- RECORDS FOR PROCESSING

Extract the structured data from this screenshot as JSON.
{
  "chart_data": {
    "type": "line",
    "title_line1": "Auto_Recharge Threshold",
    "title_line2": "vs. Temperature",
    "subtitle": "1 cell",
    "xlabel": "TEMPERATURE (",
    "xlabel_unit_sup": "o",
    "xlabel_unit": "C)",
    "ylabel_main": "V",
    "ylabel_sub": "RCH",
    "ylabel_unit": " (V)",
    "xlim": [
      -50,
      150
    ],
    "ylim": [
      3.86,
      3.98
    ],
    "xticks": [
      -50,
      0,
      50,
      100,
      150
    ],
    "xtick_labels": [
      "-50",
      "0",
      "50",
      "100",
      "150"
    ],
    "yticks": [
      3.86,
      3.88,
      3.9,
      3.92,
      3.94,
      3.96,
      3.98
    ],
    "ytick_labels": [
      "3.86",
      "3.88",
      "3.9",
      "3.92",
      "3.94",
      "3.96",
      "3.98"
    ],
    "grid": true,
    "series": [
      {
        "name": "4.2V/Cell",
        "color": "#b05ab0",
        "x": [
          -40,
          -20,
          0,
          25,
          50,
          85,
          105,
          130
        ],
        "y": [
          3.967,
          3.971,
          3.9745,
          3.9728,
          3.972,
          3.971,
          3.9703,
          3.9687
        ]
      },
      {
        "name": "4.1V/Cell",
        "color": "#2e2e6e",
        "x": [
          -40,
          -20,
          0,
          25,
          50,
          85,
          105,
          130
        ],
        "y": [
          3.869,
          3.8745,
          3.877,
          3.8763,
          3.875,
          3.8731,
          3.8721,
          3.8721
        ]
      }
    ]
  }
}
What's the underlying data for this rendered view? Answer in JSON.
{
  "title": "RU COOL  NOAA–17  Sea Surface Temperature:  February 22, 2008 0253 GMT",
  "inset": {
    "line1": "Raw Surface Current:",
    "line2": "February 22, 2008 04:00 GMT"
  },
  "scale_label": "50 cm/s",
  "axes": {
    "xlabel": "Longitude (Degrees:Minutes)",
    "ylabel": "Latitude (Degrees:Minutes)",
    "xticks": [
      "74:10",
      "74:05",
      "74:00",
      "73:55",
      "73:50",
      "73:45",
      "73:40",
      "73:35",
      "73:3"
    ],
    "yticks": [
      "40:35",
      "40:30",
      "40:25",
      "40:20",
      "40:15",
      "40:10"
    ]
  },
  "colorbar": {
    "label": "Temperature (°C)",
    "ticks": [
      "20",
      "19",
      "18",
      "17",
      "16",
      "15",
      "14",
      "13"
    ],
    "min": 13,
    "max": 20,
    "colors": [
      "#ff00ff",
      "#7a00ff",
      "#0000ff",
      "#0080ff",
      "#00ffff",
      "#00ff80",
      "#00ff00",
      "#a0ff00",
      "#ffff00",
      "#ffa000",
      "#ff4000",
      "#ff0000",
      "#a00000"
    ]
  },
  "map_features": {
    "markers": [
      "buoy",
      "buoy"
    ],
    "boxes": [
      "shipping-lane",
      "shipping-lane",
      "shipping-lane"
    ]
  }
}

- PROBLEM TO SOLVE
Reproduce the complete set of lines precisely as supplied.

- RESPONSE TO THE TASK
Extract the structured data from this screenshot as JSON.
{
  "chart_data": {
    "type": "line",
    "title_line1": "Auto_Recharge Threshold",
    "title_line2": "vs. Temperature",
    "subtitle": "1 cell",
    "xlabel": "TEMPERATURE (",
    "xlabel_unit_sup": "o",
    "xlabel_unit": "C)",
    "ylabel_main": "V",
    "ylabel_sub": "RCH",
    "ylabel_unit": " (V)",
    "xlim": [
      -50,
      150
    ],
    "ylim": [
      3.86,
      3.98
    ],
    "xticks": [
      -50,
      0,
      50,
      100,
      150
    ],
    "xtick_labels": [
      "-50",
      "0",
      "50",
      "100",
      "150"
    ],
    "yticks": [
      3.86,
      3.88,
      3.9,
      3.92,
      3.94,
      3.96,
      3.98
    ],
    "ytick_labels": [
      "3.86",
      "3.88",
      "3.9",
      "3.92",
      "3.94",
      "3.96",
      "3.98"
    ],
    "grid": true,
    "series": [
      {
        "name": "4.2V/Cell",
        "color": "#b05ab0",
        "x": [
          -40,
          -20,
          0,
          25,
          50,
          85,
          105,
          130
        ],
        "y": [
          3.967,
          3.971,
          3.9745,
          3.9728,
          3.972,
          3.971,
          3.9703,
          3.9687
        ]
      },
      {
        "name": "4.1V/Cell",
        "color": "#2e2e6e",
        "x": [
          -40,
          -20,
          0,
          25,
          50,
          85,
          105,
          130
        ],
        "y": [
          3.869,
          3.8745,
          3.877,
          3.8763,
          3.875,
          3.8731,
          3.8721,
          3.8721
        ]
      }
    ]
  }
}
What's the underlying data for this rendered view? Answer in JSON.
{
  "title": "RU COOL  NOAA–17  Sea Surface Temperature:  February 22, 2008 0253 GMT",
  "inset": {
    "line1": "Raw Surface Current:",
    "line2": "February 22, 2008 04:00 GMT"
  },
  "scale_label": "50 cm/s",
  "axes": {
    "xlabel": "Longitude (Degrees:Minutes)",
    "ylabel": "Latitude (Degrees:Minutes)",
    "xticks": [
      "74:10",
      "74:05",
      "74:00",
      "73:55",
      "73:50",
      "73:45",
      "73:40",
      "73:35",
      "73:3"
    ],
    "yticks": [
      "40:35",
      "40:30",
      "40:25",
      "40:20",
      "40:15",
      "40:10"
    ]
  },
  "colorbar": {
    "label": "Temperature (°C)",
    "ticks": [
      "20",
      "19",
      "18",
      "17",
      "16",
      "15",
      "14",
      "13"
    ],
    "min": 13,
    "max": 20,
    "colors": [
      "#ff00ff",
      "#7a00ff",
      "#0000ff",
      "#0080ff",
      "#00ffff",
      "#00ff80",
      "#00ff00",
      "#a0ff00",
      "#ffff00",
      "#ffa000",
      "#ff4000",
      "#ff0000",
      "#a00000"
    ]
  },
  "map_features": {
    "markers": [
      "buoy",
      "buoy"
    ],
    "boxes": [
      "shipping-lane",
      "shipping-lane",
      "shipping-lane"
    ]
  }
}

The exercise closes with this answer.